• **SET TASK**
Copy every line of the records below that holds the word "English".

[Extracted data entries]
┄┄┄┄┄┄┄┄┄┄

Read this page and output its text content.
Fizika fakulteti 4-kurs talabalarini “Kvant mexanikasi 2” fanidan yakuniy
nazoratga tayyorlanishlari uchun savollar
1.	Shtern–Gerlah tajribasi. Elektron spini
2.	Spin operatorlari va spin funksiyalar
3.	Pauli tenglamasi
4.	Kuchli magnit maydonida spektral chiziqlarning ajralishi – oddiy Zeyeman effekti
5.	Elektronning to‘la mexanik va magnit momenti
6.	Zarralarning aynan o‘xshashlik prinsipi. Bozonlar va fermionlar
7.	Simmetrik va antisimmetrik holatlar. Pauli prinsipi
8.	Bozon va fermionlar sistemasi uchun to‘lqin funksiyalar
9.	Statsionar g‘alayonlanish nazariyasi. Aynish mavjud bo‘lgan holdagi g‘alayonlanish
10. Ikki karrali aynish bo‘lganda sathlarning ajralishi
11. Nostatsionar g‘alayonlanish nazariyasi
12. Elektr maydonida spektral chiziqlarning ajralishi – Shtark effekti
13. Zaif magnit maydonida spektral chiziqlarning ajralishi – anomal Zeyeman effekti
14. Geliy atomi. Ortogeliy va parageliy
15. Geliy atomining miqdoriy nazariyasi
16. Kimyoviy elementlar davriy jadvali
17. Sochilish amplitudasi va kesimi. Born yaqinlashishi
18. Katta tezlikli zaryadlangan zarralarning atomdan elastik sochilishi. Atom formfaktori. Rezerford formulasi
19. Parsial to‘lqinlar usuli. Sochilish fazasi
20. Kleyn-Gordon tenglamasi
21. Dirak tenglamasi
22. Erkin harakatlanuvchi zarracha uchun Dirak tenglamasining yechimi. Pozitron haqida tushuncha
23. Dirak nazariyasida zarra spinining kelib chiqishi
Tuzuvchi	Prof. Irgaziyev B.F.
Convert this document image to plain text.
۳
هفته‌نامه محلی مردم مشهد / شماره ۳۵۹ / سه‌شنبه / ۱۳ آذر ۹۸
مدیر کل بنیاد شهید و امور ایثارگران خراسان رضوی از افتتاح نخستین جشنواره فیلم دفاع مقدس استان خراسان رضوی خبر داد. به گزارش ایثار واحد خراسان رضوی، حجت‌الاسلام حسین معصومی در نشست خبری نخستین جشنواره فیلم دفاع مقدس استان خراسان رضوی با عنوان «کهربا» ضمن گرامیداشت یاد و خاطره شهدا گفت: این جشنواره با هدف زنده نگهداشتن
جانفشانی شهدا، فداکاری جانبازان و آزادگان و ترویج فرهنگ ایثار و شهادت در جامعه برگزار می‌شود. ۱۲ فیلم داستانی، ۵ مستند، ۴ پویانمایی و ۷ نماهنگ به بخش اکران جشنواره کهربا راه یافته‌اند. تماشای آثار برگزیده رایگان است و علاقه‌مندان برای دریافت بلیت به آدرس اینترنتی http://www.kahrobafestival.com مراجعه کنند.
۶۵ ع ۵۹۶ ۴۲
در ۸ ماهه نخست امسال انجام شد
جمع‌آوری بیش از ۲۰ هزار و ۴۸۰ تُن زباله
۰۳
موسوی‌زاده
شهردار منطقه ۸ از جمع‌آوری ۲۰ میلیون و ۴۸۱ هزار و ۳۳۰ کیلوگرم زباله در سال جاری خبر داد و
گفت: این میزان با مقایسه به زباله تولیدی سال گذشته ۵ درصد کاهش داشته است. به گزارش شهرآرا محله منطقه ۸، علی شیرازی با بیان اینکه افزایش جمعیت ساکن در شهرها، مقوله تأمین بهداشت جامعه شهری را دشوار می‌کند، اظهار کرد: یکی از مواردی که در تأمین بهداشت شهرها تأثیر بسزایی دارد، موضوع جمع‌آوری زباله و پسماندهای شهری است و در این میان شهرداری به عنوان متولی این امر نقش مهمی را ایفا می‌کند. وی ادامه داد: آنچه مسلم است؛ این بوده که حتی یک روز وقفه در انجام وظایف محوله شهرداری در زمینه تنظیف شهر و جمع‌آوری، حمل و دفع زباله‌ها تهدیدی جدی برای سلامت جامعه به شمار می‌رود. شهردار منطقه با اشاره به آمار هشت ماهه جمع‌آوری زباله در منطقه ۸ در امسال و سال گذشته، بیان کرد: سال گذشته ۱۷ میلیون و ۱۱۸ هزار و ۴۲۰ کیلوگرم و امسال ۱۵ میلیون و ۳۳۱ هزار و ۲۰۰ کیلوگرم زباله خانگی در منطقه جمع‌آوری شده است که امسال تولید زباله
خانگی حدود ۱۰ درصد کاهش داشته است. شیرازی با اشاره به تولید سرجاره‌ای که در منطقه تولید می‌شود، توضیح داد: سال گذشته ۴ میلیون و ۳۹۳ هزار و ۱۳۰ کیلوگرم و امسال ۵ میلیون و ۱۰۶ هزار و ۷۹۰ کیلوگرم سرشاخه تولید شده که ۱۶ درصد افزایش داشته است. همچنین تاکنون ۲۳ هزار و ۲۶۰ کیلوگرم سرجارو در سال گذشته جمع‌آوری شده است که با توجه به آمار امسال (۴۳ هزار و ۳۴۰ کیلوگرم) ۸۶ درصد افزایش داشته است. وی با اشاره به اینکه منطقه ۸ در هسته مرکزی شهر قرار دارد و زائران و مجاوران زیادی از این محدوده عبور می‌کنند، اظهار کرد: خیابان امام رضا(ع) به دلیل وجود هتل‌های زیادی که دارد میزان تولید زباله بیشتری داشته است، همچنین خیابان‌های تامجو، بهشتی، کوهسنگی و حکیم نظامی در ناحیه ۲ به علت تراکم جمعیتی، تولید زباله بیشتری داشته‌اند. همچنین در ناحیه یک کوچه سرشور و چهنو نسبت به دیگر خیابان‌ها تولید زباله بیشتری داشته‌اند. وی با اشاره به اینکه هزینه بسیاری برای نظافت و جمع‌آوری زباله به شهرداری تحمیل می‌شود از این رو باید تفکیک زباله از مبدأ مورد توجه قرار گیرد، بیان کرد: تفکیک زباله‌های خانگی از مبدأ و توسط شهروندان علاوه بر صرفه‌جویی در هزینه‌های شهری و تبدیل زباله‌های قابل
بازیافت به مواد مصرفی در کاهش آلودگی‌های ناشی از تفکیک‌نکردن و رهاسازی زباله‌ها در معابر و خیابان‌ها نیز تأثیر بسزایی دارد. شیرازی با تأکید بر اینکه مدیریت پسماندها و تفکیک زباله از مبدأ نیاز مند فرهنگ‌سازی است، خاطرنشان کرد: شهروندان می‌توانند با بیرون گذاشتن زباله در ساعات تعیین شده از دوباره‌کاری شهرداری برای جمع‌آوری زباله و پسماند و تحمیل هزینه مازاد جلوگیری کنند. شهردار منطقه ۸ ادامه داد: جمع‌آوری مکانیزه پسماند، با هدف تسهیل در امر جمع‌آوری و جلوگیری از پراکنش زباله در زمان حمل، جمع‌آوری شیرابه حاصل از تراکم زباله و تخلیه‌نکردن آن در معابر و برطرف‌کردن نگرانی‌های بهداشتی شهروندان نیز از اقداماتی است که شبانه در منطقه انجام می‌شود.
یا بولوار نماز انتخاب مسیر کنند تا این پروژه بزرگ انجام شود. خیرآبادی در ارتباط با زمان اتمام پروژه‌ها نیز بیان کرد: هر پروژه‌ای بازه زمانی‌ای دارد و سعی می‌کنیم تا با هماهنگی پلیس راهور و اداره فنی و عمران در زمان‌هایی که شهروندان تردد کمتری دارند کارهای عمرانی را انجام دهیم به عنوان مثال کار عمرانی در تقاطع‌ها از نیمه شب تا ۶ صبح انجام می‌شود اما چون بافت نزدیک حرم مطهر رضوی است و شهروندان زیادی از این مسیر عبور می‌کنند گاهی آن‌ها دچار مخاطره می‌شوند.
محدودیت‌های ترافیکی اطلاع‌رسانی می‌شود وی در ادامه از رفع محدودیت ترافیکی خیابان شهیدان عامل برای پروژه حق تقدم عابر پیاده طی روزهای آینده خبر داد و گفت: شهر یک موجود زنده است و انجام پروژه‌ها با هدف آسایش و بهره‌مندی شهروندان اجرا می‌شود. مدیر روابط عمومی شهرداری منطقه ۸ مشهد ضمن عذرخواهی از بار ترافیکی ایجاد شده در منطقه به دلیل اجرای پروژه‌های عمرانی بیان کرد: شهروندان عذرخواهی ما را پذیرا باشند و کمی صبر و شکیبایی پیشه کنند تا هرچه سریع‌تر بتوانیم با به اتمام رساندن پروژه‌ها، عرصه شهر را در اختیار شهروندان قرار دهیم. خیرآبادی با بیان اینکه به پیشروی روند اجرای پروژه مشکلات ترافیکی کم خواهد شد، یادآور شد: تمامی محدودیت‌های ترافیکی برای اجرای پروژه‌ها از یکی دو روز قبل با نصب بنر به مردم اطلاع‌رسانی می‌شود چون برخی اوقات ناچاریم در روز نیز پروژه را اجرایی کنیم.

┄┄┄┄┄┄┄┄┄┄

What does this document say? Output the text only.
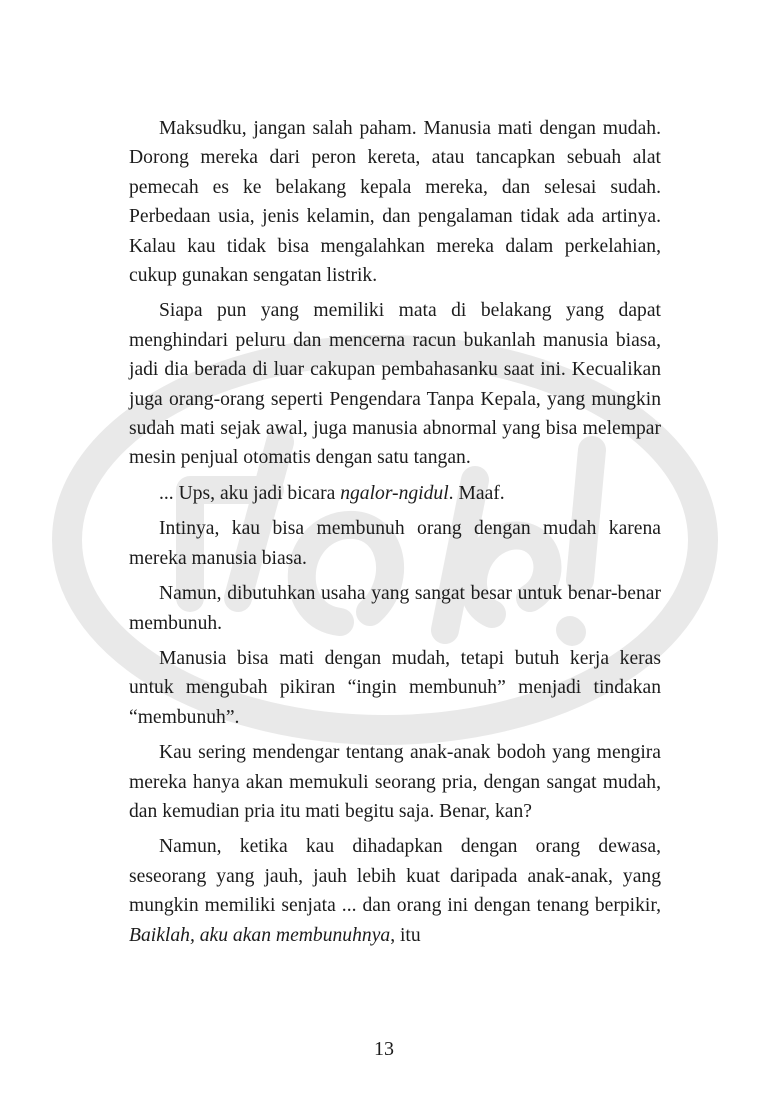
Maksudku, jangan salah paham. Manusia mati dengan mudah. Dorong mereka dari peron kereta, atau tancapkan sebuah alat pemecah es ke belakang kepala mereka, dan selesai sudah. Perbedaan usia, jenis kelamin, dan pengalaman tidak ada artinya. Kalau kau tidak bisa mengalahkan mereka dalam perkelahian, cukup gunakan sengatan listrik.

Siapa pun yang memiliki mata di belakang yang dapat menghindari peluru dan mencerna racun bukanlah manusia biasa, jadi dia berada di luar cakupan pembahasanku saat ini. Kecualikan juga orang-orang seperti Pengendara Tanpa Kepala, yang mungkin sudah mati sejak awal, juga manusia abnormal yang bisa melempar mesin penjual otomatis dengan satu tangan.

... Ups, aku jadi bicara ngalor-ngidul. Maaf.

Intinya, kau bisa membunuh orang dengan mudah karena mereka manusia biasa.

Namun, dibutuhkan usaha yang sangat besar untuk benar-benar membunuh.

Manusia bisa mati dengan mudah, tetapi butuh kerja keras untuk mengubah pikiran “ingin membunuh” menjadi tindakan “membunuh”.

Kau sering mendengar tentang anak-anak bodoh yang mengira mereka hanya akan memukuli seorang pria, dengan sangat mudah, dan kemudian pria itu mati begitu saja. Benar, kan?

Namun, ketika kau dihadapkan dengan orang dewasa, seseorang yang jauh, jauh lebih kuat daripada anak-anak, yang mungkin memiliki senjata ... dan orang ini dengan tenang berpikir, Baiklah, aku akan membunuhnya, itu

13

┄┄┄┄┄┄┄┄┄┄

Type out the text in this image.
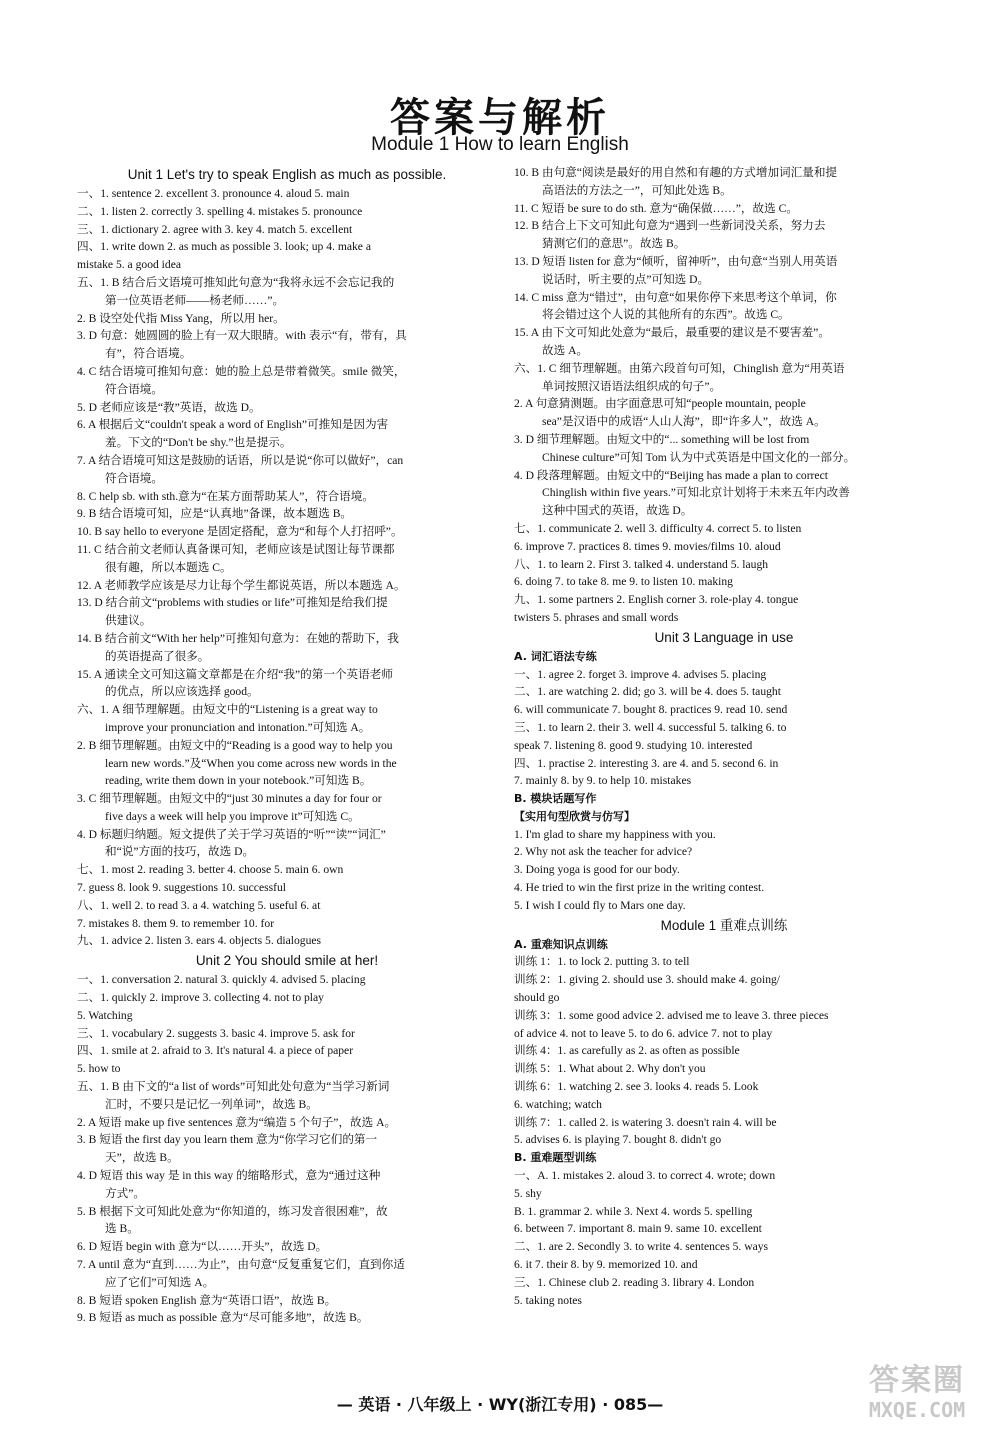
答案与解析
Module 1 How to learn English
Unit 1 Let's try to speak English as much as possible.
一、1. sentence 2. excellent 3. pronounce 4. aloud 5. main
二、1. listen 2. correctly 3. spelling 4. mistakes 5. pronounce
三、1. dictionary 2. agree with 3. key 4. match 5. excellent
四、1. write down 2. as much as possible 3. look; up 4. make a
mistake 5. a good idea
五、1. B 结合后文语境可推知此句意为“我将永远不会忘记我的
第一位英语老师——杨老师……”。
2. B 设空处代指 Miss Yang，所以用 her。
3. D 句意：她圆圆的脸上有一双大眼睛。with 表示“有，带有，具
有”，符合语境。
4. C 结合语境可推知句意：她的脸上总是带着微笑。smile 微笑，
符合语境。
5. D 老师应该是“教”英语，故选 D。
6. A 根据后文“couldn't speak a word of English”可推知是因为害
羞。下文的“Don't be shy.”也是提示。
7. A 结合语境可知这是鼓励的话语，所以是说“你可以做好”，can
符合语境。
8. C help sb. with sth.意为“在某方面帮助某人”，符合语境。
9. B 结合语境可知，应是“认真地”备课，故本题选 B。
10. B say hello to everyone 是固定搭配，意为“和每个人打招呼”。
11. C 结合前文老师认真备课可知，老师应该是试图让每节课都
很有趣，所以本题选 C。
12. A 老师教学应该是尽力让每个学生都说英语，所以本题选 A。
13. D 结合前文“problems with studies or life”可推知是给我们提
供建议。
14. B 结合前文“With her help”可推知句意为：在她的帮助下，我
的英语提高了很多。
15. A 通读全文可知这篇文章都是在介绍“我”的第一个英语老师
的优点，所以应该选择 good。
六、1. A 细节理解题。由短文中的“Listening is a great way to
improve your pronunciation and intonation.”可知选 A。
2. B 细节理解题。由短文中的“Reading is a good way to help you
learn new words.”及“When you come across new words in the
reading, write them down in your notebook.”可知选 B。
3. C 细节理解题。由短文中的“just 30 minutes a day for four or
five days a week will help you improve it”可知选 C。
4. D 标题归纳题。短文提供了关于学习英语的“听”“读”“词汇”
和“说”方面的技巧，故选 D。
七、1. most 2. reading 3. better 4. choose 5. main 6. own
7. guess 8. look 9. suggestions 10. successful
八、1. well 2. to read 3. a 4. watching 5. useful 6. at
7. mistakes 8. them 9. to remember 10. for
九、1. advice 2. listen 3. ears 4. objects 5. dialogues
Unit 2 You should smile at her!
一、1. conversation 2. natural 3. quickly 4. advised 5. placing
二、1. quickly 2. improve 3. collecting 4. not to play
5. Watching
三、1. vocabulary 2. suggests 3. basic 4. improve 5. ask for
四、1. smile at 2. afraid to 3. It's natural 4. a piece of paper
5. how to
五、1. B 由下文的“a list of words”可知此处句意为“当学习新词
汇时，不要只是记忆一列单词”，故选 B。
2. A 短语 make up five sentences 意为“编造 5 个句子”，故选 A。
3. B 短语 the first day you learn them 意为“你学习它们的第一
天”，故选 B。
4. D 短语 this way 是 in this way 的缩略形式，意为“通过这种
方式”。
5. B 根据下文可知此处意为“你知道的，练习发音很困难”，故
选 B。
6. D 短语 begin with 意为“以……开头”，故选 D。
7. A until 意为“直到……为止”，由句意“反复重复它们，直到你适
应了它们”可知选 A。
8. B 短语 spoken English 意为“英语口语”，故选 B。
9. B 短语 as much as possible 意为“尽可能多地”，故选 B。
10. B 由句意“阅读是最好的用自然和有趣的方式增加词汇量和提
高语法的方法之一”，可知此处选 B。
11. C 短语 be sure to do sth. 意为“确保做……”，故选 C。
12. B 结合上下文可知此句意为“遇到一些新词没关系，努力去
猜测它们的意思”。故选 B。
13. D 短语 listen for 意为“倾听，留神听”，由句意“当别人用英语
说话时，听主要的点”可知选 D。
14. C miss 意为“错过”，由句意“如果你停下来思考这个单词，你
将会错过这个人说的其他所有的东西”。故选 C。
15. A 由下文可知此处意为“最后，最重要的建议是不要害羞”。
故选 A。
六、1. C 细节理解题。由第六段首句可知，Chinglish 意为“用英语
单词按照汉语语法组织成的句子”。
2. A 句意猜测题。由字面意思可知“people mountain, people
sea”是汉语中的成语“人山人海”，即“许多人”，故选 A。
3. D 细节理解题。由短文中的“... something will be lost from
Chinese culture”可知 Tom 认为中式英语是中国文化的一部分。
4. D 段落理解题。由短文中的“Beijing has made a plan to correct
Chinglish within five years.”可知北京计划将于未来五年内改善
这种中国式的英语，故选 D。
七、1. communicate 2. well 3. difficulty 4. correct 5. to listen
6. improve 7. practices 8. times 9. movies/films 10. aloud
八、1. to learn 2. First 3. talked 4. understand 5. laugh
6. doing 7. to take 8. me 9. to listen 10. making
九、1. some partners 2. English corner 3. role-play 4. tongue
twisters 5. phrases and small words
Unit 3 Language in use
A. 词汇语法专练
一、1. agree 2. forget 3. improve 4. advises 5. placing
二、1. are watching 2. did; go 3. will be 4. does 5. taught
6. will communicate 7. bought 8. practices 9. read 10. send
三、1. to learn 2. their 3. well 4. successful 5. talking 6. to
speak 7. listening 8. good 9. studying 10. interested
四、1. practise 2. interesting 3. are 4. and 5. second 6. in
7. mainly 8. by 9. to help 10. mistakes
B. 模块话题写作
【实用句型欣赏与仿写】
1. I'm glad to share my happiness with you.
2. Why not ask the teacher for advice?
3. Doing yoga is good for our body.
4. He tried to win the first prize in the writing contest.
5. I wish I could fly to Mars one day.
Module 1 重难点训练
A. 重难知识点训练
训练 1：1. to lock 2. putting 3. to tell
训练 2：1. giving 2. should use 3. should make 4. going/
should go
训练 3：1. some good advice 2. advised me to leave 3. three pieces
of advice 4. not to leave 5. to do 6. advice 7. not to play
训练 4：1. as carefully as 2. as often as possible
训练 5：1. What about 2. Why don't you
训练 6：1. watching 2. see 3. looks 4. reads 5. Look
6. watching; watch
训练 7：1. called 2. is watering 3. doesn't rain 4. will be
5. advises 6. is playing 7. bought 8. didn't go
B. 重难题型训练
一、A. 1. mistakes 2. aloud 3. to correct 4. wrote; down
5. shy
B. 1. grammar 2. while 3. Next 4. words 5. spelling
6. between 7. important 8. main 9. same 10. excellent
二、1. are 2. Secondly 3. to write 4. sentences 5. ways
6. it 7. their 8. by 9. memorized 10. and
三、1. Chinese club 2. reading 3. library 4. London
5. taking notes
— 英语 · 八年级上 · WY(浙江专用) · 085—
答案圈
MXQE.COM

┄┄┄┄┄┄┄┄┄┄

• **SOLUTION FOR THIS EXERCISE**
Module 1 How to learn English
Unit 1 Let's try to speak English as much as possible.
6. A 根据后文“couldn't speak a word of English”可推知是因为害
8. B 短语 spoken English 意为“英语口语”，故选 B。
九、1. some partners 2. English corner 3. role-play 4. tongue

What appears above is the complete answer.